• **Aim of the task**
Gather the lines from the material that contain "text".

• **Input rows**

# # # # #

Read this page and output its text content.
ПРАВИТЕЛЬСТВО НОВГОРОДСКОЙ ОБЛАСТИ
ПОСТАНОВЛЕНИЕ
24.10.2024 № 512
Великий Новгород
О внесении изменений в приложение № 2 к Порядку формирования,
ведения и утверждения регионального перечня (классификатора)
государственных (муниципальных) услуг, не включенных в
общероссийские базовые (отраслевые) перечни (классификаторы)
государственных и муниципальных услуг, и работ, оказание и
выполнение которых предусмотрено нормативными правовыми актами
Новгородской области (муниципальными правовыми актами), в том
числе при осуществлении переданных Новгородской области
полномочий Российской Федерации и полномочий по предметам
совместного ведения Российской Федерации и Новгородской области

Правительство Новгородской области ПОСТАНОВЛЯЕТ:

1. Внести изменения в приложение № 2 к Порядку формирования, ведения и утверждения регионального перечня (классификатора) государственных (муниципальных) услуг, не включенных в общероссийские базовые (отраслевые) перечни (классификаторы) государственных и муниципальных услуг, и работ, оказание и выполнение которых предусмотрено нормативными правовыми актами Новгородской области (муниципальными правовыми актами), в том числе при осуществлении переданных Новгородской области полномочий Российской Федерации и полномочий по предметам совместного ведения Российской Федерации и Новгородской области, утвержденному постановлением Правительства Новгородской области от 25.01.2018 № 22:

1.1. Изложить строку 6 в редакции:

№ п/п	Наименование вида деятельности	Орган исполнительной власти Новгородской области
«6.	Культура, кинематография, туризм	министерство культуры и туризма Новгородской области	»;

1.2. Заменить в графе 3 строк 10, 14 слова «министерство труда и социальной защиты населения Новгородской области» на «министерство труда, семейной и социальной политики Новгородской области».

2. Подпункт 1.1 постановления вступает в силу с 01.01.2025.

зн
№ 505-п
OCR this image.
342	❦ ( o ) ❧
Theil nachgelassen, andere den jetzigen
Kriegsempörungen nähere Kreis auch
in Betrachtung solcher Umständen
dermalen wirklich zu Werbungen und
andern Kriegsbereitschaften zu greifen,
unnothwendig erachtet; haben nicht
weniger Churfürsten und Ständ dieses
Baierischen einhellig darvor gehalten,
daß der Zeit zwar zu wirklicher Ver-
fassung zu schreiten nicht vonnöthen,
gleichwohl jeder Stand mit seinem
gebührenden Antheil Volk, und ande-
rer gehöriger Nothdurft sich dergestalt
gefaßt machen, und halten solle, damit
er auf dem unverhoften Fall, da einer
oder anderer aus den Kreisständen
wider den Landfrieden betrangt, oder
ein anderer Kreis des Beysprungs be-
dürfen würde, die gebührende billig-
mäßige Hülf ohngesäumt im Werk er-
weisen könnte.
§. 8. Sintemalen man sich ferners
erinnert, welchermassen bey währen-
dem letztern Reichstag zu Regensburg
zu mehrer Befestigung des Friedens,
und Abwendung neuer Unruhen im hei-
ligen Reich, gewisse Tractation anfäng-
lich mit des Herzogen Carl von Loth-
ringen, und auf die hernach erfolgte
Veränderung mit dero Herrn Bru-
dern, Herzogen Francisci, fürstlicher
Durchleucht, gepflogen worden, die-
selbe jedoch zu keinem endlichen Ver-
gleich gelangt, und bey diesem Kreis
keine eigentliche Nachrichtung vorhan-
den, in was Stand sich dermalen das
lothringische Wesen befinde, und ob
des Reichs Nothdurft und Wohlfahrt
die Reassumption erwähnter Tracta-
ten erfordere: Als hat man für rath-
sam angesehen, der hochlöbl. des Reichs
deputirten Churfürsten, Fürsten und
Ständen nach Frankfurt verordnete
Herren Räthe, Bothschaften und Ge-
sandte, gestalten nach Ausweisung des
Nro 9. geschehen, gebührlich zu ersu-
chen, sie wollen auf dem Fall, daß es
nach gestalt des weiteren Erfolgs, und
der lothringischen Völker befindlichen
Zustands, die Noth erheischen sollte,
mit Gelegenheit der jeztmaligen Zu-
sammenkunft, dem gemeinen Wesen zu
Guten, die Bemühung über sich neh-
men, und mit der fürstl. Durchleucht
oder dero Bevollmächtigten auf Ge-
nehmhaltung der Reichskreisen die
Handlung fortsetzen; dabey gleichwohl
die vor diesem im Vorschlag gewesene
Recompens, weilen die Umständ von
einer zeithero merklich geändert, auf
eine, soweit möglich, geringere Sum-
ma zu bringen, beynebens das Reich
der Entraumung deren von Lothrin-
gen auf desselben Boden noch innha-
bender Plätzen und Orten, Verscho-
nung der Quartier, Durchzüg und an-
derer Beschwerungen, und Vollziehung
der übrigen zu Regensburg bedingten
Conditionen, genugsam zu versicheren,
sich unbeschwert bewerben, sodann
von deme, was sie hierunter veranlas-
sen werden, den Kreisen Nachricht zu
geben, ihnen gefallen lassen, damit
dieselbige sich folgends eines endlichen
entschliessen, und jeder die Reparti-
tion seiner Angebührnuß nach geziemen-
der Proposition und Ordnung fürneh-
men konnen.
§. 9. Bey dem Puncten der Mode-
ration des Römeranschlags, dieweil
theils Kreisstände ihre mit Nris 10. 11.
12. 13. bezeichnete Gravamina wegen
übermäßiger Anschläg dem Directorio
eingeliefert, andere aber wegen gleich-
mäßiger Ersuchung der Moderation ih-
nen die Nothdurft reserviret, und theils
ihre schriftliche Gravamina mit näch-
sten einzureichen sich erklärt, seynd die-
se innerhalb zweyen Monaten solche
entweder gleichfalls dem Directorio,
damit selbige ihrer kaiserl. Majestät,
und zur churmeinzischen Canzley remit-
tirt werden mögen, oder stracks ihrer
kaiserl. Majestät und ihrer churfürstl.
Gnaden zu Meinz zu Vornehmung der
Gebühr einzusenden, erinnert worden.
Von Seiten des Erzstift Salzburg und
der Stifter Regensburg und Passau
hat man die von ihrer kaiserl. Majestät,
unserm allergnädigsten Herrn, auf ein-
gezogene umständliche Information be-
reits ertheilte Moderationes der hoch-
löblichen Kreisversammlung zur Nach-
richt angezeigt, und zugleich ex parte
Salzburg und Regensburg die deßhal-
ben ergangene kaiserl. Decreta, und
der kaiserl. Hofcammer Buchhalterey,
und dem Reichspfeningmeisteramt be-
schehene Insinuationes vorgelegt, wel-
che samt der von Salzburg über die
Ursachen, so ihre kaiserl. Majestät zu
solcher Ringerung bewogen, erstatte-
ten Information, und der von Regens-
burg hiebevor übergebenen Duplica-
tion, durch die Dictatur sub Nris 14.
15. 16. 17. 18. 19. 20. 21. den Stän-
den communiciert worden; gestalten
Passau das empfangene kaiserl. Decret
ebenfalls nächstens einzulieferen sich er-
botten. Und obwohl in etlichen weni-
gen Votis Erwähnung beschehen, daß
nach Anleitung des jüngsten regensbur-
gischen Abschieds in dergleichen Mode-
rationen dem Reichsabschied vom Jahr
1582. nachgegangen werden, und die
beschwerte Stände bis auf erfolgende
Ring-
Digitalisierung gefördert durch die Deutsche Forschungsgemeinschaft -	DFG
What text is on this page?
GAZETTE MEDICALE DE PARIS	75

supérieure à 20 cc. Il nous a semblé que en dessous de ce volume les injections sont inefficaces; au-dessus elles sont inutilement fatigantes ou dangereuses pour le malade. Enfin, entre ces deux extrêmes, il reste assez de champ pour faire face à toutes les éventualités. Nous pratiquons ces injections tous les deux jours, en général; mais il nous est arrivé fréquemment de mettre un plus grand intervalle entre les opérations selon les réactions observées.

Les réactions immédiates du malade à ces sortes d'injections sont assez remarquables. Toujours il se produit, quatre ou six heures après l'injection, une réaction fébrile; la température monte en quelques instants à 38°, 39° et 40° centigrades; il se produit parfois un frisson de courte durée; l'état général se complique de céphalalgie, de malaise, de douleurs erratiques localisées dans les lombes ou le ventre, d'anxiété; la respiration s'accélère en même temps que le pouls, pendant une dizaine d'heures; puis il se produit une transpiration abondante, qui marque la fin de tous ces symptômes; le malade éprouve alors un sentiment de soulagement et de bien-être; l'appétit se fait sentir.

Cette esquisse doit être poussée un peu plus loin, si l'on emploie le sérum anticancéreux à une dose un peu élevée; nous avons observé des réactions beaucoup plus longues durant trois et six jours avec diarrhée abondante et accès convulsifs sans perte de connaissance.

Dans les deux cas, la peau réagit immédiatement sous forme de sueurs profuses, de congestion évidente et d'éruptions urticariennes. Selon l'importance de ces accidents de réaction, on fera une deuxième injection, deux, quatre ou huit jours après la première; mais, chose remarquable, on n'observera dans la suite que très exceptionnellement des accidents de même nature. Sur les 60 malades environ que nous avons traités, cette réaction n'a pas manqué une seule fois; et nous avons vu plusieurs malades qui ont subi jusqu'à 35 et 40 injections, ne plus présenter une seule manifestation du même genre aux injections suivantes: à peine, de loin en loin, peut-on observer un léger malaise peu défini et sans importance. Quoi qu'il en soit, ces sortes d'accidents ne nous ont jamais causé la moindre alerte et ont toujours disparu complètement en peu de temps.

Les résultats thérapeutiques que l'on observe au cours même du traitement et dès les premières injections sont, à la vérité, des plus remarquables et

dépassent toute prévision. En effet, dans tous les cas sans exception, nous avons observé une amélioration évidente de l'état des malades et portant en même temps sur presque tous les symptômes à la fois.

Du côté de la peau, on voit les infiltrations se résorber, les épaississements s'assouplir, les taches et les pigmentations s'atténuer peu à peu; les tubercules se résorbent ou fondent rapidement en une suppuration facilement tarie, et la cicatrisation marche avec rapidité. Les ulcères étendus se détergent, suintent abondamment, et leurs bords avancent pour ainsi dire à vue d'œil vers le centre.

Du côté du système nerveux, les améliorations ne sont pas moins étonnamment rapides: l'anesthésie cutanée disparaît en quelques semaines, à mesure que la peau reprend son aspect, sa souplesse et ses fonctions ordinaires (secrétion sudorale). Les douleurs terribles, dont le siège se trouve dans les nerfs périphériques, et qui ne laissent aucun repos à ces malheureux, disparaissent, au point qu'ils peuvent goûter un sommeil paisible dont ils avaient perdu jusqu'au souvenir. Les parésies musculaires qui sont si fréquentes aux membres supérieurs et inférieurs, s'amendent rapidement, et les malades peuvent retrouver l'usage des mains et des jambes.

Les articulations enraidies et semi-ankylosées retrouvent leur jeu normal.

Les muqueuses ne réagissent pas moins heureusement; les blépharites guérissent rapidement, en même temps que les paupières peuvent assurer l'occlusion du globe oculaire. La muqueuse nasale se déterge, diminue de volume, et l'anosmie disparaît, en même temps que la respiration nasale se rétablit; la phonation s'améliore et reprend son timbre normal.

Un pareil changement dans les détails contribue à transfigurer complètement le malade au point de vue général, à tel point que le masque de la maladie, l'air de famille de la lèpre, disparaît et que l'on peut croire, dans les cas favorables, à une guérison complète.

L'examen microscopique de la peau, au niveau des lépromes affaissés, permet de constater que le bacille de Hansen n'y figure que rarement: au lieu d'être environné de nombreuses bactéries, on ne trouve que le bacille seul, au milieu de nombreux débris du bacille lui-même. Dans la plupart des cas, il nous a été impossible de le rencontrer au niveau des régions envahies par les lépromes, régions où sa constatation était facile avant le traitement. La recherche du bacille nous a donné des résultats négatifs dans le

# # # # #

• **Correct response**
Read this page and output its text content.
What text is on this page?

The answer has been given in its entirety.